* STATED PROBLEM
Pull every "screenshot" line out of the data below.

* PROVIDED RECORDS
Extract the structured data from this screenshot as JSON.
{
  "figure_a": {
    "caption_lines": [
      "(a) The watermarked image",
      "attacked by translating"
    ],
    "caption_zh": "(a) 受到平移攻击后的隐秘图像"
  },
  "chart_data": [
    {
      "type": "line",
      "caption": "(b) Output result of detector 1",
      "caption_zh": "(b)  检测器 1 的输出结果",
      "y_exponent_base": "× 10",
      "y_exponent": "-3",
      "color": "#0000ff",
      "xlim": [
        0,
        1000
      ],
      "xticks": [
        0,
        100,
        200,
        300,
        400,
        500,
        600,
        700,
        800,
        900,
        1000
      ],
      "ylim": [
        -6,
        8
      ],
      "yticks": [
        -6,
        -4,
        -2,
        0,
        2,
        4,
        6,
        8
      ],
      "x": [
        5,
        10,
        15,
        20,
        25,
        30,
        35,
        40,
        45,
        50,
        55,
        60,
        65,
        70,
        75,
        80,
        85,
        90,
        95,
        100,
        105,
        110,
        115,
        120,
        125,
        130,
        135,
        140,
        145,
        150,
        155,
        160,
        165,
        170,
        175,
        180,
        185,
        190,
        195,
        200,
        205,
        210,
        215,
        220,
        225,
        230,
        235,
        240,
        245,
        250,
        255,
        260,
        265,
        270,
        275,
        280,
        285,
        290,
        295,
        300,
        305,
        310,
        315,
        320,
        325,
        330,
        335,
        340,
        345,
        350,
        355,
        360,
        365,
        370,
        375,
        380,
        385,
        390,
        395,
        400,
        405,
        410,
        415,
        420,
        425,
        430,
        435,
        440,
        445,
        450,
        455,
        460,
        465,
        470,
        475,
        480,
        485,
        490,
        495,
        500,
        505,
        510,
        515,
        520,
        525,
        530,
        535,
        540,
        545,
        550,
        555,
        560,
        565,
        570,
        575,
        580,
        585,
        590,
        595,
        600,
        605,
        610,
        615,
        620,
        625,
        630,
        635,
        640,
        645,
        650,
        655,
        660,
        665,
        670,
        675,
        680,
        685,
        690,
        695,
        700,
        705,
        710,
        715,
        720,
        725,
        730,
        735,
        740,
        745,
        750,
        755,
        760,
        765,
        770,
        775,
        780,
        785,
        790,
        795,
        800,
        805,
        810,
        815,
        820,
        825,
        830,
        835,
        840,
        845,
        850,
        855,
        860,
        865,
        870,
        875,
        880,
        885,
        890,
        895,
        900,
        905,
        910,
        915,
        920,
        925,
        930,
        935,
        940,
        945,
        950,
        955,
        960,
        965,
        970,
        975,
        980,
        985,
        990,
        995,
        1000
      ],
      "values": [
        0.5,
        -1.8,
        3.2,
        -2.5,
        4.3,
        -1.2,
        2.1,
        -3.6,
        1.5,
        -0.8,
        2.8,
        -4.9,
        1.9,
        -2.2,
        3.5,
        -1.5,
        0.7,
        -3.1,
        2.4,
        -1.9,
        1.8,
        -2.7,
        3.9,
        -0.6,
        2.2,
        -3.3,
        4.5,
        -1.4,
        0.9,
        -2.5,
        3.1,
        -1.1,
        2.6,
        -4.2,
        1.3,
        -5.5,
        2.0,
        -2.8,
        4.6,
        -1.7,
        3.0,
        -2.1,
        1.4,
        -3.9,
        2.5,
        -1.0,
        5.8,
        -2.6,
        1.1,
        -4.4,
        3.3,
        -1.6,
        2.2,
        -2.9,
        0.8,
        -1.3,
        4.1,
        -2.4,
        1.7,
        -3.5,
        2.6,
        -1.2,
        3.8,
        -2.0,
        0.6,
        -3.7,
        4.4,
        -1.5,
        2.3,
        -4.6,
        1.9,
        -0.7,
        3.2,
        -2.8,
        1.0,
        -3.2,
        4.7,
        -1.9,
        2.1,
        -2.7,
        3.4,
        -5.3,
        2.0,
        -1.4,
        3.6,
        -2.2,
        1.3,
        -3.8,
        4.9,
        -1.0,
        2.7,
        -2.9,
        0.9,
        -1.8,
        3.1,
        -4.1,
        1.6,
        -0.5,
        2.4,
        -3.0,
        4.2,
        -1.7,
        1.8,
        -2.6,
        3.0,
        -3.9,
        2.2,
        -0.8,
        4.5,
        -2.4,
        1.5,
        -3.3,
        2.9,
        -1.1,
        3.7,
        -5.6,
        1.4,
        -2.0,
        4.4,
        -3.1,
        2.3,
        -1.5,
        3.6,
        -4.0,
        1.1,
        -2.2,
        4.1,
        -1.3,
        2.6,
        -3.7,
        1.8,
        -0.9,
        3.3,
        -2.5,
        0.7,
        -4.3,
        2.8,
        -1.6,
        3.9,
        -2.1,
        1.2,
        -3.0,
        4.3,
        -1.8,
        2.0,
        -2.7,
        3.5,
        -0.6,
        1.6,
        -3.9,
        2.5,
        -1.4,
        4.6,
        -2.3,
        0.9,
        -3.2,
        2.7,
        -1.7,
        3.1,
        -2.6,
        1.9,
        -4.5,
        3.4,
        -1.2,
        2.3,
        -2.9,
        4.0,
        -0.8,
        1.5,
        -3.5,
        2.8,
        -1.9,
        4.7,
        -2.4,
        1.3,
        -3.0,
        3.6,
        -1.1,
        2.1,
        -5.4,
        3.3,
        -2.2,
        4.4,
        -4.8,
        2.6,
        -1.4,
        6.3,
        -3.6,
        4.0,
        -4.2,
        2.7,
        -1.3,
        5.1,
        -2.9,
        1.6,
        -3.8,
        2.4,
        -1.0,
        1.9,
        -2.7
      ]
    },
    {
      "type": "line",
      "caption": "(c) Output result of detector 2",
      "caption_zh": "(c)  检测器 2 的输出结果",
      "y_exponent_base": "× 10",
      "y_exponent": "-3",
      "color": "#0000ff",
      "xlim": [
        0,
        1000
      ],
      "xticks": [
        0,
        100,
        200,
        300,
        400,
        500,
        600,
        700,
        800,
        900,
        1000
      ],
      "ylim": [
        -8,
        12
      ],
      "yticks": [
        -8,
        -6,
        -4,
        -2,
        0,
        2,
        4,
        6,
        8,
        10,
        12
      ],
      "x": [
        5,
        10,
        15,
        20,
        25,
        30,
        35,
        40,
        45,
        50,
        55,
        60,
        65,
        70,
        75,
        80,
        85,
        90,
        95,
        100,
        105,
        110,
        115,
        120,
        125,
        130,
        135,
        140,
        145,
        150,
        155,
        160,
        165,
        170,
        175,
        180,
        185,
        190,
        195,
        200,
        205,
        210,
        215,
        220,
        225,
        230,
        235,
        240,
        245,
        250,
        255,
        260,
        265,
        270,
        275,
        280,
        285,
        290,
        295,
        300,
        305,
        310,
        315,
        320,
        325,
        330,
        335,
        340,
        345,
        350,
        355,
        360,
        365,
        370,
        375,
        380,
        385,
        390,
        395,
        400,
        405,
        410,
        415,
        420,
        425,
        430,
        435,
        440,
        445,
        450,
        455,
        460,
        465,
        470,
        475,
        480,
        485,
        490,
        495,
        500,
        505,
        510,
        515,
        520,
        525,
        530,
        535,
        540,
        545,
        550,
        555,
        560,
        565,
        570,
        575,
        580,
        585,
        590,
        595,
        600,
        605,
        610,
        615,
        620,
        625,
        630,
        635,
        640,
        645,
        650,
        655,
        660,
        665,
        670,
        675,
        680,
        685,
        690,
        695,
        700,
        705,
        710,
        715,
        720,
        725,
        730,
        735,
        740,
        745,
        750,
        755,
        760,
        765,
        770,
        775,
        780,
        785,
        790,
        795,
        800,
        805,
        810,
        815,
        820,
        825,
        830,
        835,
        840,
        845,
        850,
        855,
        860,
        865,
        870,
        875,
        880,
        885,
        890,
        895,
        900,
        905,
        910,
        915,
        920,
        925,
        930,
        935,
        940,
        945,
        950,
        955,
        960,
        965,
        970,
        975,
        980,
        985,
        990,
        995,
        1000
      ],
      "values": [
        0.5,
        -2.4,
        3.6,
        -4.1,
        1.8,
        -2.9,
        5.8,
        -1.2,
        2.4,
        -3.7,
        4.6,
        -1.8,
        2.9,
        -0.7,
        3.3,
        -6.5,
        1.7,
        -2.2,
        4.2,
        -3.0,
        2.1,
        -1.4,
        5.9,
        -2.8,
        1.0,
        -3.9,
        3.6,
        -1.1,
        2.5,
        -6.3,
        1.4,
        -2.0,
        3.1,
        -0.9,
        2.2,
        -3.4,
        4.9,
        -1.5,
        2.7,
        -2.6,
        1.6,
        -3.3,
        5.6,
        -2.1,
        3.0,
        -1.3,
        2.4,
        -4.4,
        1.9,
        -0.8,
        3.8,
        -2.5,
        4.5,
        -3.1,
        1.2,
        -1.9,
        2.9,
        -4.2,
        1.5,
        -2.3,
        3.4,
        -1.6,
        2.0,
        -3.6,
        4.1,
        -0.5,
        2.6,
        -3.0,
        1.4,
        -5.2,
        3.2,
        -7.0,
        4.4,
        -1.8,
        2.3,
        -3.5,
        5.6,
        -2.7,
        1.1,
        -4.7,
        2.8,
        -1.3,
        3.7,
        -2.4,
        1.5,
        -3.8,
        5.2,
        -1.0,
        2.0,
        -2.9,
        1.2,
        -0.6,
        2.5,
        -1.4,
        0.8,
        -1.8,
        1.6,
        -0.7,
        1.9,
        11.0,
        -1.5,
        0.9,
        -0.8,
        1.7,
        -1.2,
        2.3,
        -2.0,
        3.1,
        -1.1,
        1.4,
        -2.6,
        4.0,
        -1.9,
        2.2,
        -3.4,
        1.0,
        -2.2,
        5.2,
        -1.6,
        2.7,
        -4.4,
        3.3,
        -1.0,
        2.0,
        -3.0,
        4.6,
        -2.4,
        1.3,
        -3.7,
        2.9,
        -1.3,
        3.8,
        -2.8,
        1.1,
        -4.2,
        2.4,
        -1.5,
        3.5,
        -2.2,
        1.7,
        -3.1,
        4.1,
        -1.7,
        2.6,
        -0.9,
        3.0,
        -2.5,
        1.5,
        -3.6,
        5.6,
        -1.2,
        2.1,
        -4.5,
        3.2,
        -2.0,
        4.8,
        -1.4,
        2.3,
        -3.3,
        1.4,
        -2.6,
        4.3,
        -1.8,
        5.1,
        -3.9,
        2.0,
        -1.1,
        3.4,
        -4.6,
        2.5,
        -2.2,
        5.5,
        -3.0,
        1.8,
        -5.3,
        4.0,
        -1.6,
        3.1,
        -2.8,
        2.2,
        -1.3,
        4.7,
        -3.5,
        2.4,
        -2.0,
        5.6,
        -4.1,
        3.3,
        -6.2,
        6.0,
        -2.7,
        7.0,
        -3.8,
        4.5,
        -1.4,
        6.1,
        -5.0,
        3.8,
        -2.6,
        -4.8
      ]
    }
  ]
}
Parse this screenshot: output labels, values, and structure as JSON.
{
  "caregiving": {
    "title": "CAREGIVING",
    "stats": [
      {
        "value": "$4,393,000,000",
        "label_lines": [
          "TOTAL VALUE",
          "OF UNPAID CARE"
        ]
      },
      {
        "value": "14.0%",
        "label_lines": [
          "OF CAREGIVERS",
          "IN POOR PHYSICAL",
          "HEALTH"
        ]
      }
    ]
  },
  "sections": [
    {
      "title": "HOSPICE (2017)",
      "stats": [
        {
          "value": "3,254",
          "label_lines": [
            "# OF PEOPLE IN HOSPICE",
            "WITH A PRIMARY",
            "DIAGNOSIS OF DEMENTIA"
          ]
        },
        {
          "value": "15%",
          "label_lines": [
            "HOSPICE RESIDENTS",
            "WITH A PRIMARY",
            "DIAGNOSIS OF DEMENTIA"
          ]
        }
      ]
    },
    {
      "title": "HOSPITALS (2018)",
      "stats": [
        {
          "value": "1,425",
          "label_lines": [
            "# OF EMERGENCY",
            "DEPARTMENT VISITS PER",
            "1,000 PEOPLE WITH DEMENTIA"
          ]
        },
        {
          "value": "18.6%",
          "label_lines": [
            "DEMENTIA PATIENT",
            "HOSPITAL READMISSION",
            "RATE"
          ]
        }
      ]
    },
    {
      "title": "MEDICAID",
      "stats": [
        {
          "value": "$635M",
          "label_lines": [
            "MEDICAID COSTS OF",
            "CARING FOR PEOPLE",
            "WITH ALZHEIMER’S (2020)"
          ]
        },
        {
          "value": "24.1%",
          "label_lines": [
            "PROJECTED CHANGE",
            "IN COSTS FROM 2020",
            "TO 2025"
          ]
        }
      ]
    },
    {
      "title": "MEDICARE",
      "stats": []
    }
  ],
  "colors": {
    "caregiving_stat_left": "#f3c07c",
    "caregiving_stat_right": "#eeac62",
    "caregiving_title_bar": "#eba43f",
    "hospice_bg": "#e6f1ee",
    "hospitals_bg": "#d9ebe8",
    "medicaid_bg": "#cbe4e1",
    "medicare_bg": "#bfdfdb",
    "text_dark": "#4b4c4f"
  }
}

* OUTPUT
Extract the structured data from this screenshot as JSON.
Parse this screenshot: output labels, values, and structure as JSON.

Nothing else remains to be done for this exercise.